-------- Source data

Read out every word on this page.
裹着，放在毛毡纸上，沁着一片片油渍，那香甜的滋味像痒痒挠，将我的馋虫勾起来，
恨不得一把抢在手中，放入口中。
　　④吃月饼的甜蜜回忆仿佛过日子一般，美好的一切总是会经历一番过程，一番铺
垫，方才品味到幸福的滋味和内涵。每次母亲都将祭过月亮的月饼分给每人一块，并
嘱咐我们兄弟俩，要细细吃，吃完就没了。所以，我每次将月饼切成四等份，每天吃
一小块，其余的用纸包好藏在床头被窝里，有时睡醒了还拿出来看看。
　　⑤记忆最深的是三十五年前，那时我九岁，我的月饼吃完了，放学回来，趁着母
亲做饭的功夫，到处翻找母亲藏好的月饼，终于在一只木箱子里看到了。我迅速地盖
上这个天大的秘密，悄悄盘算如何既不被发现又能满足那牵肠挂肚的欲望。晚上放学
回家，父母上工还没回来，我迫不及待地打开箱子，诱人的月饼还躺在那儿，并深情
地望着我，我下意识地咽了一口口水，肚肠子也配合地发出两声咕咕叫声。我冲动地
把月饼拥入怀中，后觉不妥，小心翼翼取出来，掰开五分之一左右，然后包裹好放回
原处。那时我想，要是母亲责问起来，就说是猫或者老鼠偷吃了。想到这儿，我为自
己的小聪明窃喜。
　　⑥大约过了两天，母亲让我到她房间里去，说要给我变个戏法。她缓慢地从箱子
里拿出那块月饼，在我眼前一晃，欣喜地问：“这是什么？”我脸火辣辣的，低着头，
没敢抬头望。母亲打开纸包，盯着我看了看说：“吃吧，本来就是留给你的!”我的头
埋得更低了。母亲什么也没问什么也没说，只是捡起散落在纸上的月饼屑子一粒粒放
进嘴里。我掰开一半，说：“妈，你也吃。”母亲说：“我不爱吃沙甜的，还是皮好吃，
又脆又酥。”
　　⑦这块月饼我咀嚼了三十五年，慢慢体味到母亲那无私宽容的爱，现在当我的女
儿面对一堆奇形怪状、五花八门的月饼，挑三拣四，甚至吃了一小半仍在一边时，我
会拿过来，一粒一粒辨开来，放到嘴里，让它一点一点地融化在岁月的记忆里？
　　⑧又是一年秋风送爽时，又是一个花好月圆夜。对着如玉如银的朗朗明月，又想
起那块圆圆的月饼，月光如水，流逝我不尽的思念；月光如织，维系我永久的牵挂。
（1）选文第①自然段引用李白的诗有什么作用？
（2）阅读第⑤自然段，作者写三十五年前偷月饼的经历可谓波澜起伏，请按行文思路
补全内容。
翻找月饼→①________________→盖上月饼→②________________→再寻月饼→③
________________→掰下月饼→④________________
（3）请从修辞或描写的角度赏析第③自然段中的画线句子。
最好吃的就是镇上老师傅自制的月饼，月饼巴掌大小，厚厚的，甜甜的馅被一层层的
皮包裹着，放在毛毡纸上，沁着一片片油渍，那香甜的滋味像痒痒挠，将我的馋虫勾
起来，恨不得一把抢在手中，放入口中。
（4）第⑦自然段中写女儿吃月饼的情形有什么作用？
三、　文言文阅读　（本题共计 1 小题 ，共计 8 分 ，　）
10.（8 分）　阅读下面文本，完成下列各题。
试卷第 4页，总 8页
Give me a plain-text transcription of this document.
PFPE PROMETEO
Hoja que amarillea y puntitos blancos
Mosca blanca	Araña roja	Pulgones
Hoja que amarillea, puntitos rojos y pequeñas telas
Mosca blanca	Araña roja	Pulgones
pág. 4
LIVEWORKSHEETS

----------------

Goal of the exercise>
Out of the material above, select every line that holds the string "Hoja".

Solution for this task>
Hoja que amarillea y puntitos blancos
Hoja que amarillea, puntitos rojos y pequeñas telas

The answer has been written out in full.